··· Source material

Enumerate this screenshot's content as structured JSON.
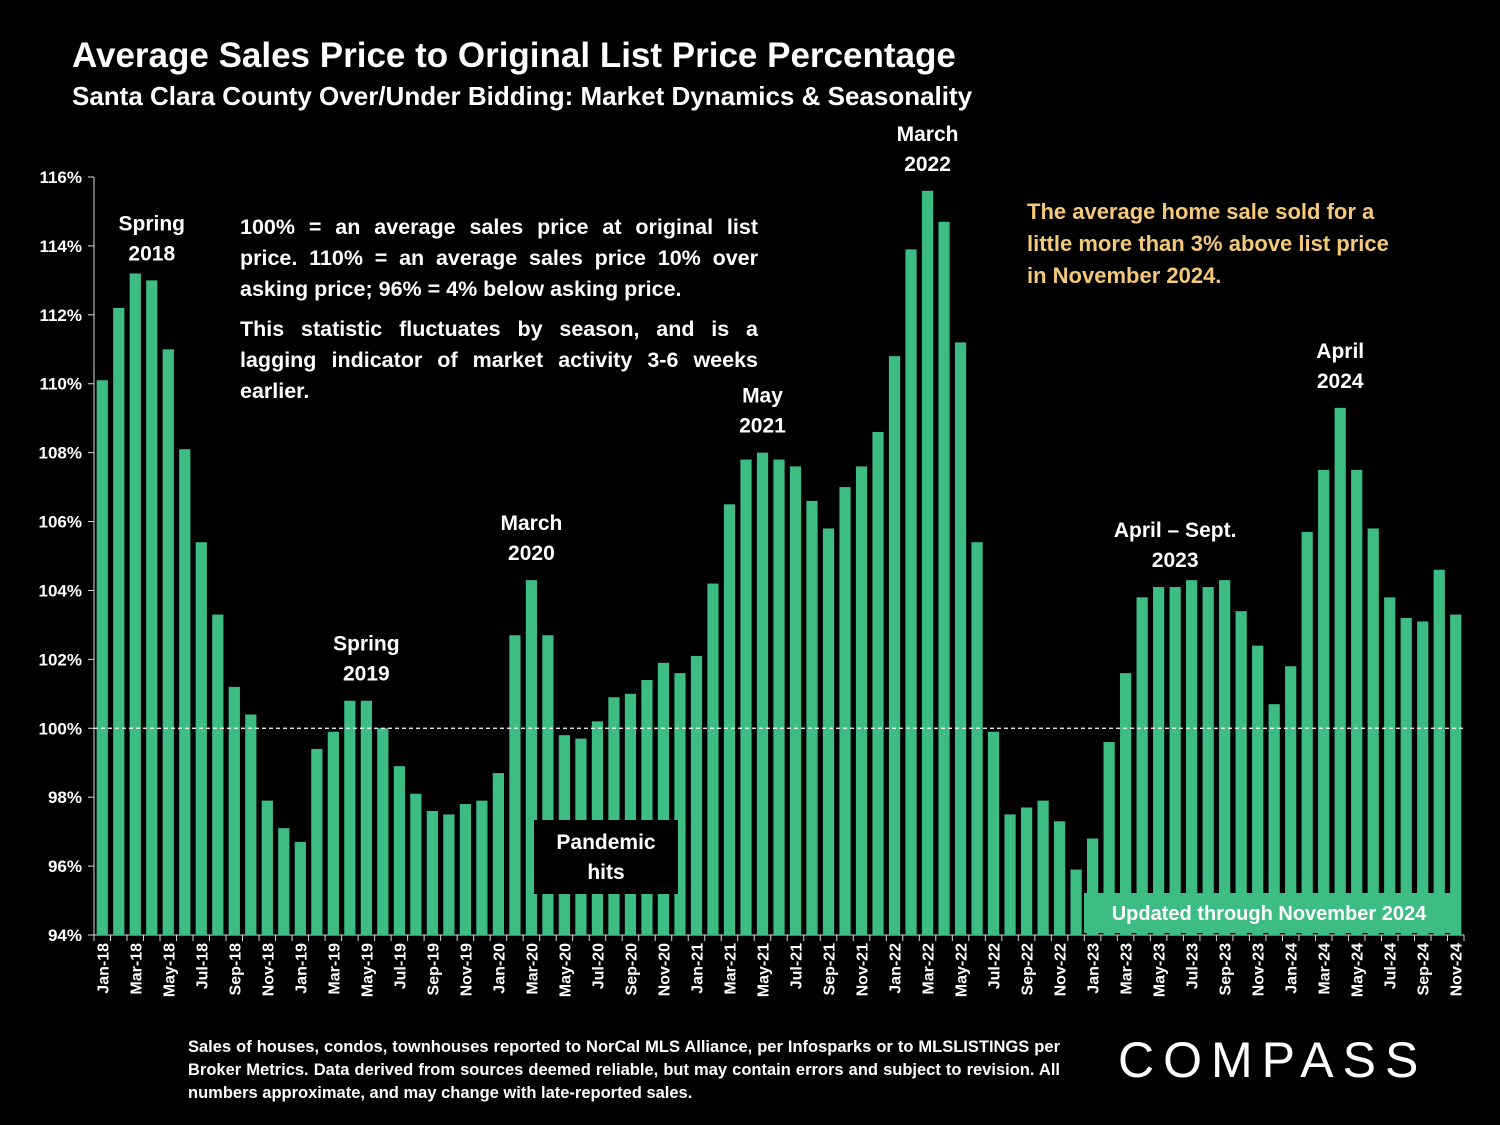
{
  "header": {
    "title": "Average Sales Price to Original List Price Percentage",
    "subtitle": "Santa Clara County Over/Under Bidding: Market Dynamics & Seasonality"
  },
  "notes": {
    "definition": "100% = an average sales price at original list price. 110% = an average sales price 10% over asking price; 96% = 4% below asking price.",
    "seasonality": "This statistic fluctuates by season, and is a lagging indicator of market activity 3-6 weeks earlier."
  },
  "callout": "The average home sale sold for a little more than 3% above list price in November 2024.",
  "footer": "Sales of houses, condos, townhouses reported to NorCal MLS Alliance, per Infosparks or to MLSLISTINGS per Broker Metrics. Data derived from sources deemed reliable, but may contain errors and subject to revision. All numbers approximate, and may change with late-reported sales.",
  "brand": "COMPASS",
  "colors": {
    "bar": "#3dbd84",
    "background": "#000000",
    "callout_text": "#f5c97a",
    "text": "#ffffff"
  },
  "chart_data": {
    "type": "bar",
    "title": "Average Sales Price to Original List Price Percentage",
    "ylim": [
      94,
      116
    ],
    "yticks": [
      "94%",
      "96%",
      "98%",
      "100%",
      "102%",
      "104%",
      "106%",
      "108%",
      "110%",
      "112%",
      "114%",
      "116%"
    ],
    "reference_line": 100,
    "categories": [
      "Jan-18",
      "Feb-18",
      "Mar-18",
      "Apr-18",
      "May-18",
      "Jun-18",
      "Jul-18",
      "Aug-18",
      "Sep-18",
      "Oct-18",
      "Nov-18",
      "Dec-18",
      "Jan-19",
      "Feb-19",
      "Mar-19",
      "Apr-19",
      "May-19",
      "Jun-19",
      "Jul-19",
      "Aug-19",
      "Sep-19",
      "Oct-19",
      "Nov-19",
      "Dec-19",
      "Jan-20",
      "Feb-20",
      "Mar-20",
      "Apr-20",
      "May-20",
      "Jun-20",
      "Jul-20",
      "Aug-20",
      "Sep-20",
      "Oct-20",
      "Nov-20",
      "Dec-20",
      "Jan-21",
      "Feb-21",
      "Mar-21",
      "Apr-21",
      "May-21",
      "Jun-21",
      "Jul-21",
      "Aug-21",
      "Sep-21",
      "Oct-21",
      "Nov-21",
      "Dec-21",
      "Jan-22",
      "Feb-22",
      "Mar-22",
      "Apr-22",
      "May-22",
      "Jun-22",
      "Jul-22",
      "Aug-22",
      "Sep-22",
      "Oct-22",
      "Nov-22",
      "Dec-22",
      "Jan-23",
      "Feb-23",
      "Mar-23",
      "Apr-23",
      "May-23",
      "Jun-23",
      "Jul-23",
      "Aug-23",
      "Sep-23",
      "Oct-23",
      "Nov-23",
      "Dec-23",
      "Jan-24",
      "Feb-24",
      "Mar-24",
      "Apr-24",
      "May-24",
      "Jun-24",
      "Jul-24",
      "Aug-24",
      "Sep-24",
      "Oct-24",
      "Nov-24"
    ],
    "xtick_labels": [
      "Jan-18",
      "Mar-18",
      "May-18",
      "Jul-18",
      "Sep-18",
      "Nov-18",
      "Jan-19",
      "Mar-19",
      "May-19",
      "Jul-19",
      "Sep-19",
      "Nov-19",
      "Jan-20",
      "Mar-20",
      "May-20",
      "Jul-20",
      "Sep-20",
      "Nov-20",
      "Jan-21",
      "Mar-21",
      "May-21",
      "Jul-21",
      "Sep-21",
      "Nov-21",
      "Jan-22",
      "Mar-22",
      "May-22",
      "Jul-22",
      "Sep-22",
      "Nov-22",
      "Jan-23",
      "Mar-23",
      "May-23",
      "Jul-23",
      "Sep-23",
      "Nov-23",
      "Jan-24",
      "Mar-24",
      "May-24",
      "Jul-24",
      "Sep-24",
      "Nov-24"
    ],
    "values": [
      110.1,
      112.2,
      113.2,
      113.0,
      111.0,
      108.1,
      105.4,
      103.3,
      101.2,
      100.4,
      97.9,
      97.1,
      96.7,
      99.4,
      99.9,
      100.8,
      100.8,
      100.0,
      98.9,
      98.1,
      97.6,
      97.5,
      97.8,
      97.9,
      98.7,
      102.7,
      104.3,
      102.7,
      99.8,
      99.7,
      100.2,
      100.9,
      101.0,
      101.4,
      101.9,
      101.6,
      102.1,
      104.2,
      106.5,
      107.8,
      108.0,
      107.8,
      107.6,
      106.6,
      105.8,
      107.0,
      107.6,
      108.6,
      110.8,
      113.9,
      115.6,
      114.7,
      111.2,
      105.4,
      99.9,
      97.5,
      97.7,
      97.9,
      97.3,
      95.9,
      96.8,
      99.6,
      101.6,
      103.8,
      104.1,
      104.1,
      104.3,
      104.1,
      104.3,
      103.4,
      102.4,
      100.7,
      101.8,
      105.7,
      107.5,
      109.3,
      107.5,
      105.8,
      103.8,
      103.2,
      103.1,
      104.6,
      103.3
    ],
    "annotations": [
      {
        "index": 3,
        "lines": [
          "Spring",
          "2018"
        ]
      },
      {
        "index": 16,
        "lines": [
          "Spring",
          "2019"
        ]
      },
      {
        "index": 26,
        "lines": [
          "March",
          "2020"
        ]
      },
      {
        "index": 40,
        "lines": [
          "May",
          "2021"
        ]
      },
      {
        "index": 50,
        "lines": [
          "March",
          "2022"
        ]
      },
      {
        "index": 65,
        "lines": [
          "April – Sept.",
          "2023"
        ]
      },
      {
        "index": 75,
        "lines": [
          "April",
          "2024"
        ]
      },
      {
        "index": 30,
        "lines": [
          "Pandemic",
          "hits"
        ],
        "boxed": true
      }
    ],
    "updated_label": "Updated through November 2024"
  }
}
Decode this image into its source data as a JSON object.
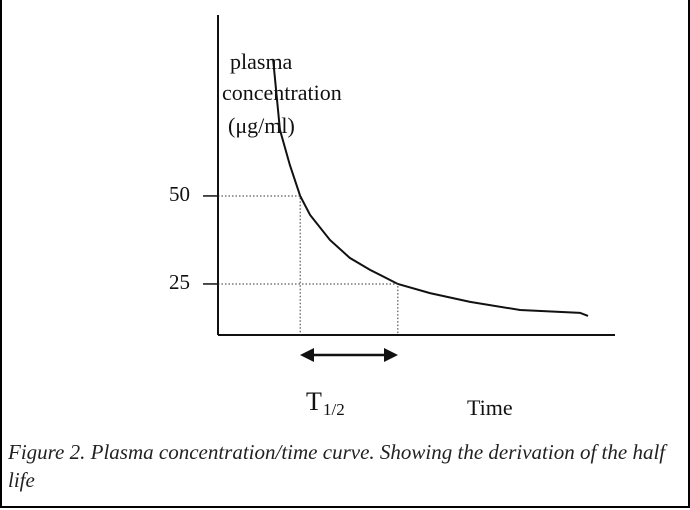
{
  "chart_data": {
    "type": "line",
    "y_label": [
      "plasma",
      "concentration",
      "(μg/ml)"
    ],
    "x_label": "Time",
    "annotation": {
      "text": "T",
      "subscript": "1/2"
    },
    "caption": "Figure 2. Plasma concentration/time curve. Showing the derivation of the half life",
    "x": [
      13.9,
      15.6,
      18.1,
      20.7,
      23.2,
      28.2,
      33.2,
      38.3,
      45.3,
      53.4,
      63.5,
      76.1,
      91.2,
      93.2
    ],
    "values": [
      88.6,
      68.8,
      58.8,
      50,
      44.6,
      37.5,
      32.4,
      29.0,
      25,
      22.4,
      19.9,
      17.6,
      16.8,
      15.9
    ],
    "color": "#111111",
    "xlim": [
      0,
      100
    ],
    "ylim": [
      10.5,
      101.4
    ],
    "yticks": [
      50,
      25
    ]
  }
}
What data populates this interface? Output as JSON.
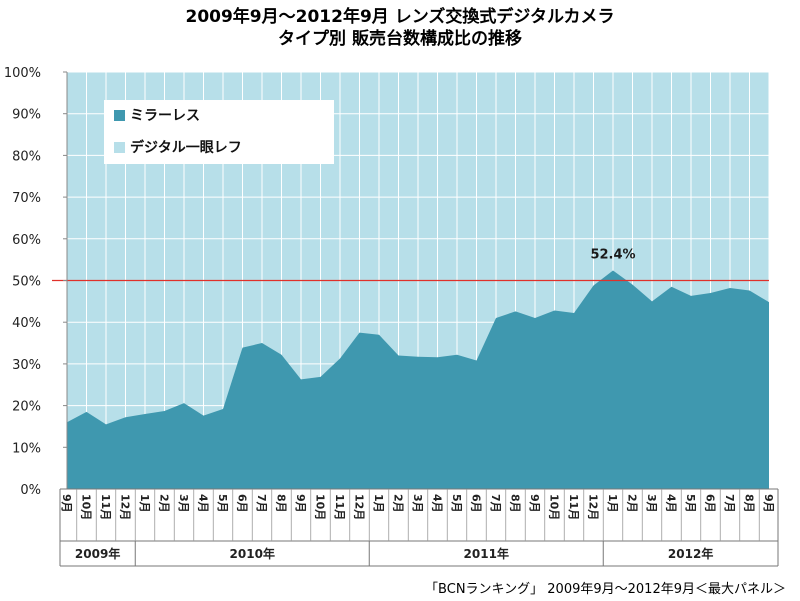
{
  "title_line1": "2009年9月～2012年9月 レンズ交換式デジタルカメラ",
  "title_line2": "タイプ別 販売台数構成比の推移",
  "source_note": "「BCNランキング」 2009年9月～2012年9月＜最大パネル＞",
  "colors": {
    "background": "#b7dfe9",
    "mirrorless": "#3f98af",
    "reference_line": "#e0302a",
    "grid": "#ffffff"
  },
  "chart_data": {
    "type": "area",
    "stacked": true,
    "percent": true,
    "ylim": [
      0,
      100
    ],
    "y_ticks": [
      "0%",
      "10%",
      "20%",
      "30%",
      "40%",
      "50%",
      "60%",
      "70%",
      "80%",
      "90%",
      "100%"
    ],
    "categories": [
      "9月",
      "10月",
      "11月",
      "12月",
      "1月",
      "2月",
      "3月",
      "4月",
      "5月",
      "6月",
      "7月",
      "8月",
      "9月",
      "10月",
      "11月",
      "12月",
      "1月",
      "2月",
      "3月",
      "4月",
      "5月",
      "6月",
      "7月",
      "8月",
      "9月",
      "10月",
      "11月",
      "12月",
      "1月",
      "2月",
      "3月",
      "4月",
      "5月",
      "6月",
      "7月",
      "8月",
      "9月"
    ],
    "year_groups": [
      {
        "label": "2009年",
        "start": 0,
        "end": 3
      },
      {
        "label": "2010年",
        "start": 4,
        "end": 15
      },
      {
        "label": "2011年",
        "start": 16,
        "end": 27
      },
      {
        "label": "2012年",
        "start": 28,
        "end": 36
      }
    ],
    "series": [
      {
        "name": "ミラーレス",
        "color": "#3f98af",
        "values": [
          16.0,
          18.5,
          15.5,
          17.2,
          18.0,
          18.7,
          20.6,
          17.6,
          19.2,
          33.9,
          35.0,
          32.2,
          26.3,
          26.9,
          31.3,
          37.5,
          37.0,
          32.0,
          31.7,
          31.6,
          32.2,
          30.8,
          41.0,
          42.6,
          41.0,
          42.8,
          42.2,
          48.8,
          52.4,
          49.0,
          45.0,
          48.5,
          46.3,
          47.0,
          48.2,
          47.6,
          44.8
        ]
      },
      {
        "name": "デジタル一眼レフ",
        "color": "#b7dfe9"
      }
    ],
    "reference_line": 50,
    "annotation": {
      "label": "52.4%",
      "index": 28
    }
  }
}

······

**Task details**
Check each line of the entries above, and show every one holding the word "concentration".

**Expected output**
      "concentration",
    "caption": "Figure 2. Plasma concentration/time curve. Showing the derivation of the half life",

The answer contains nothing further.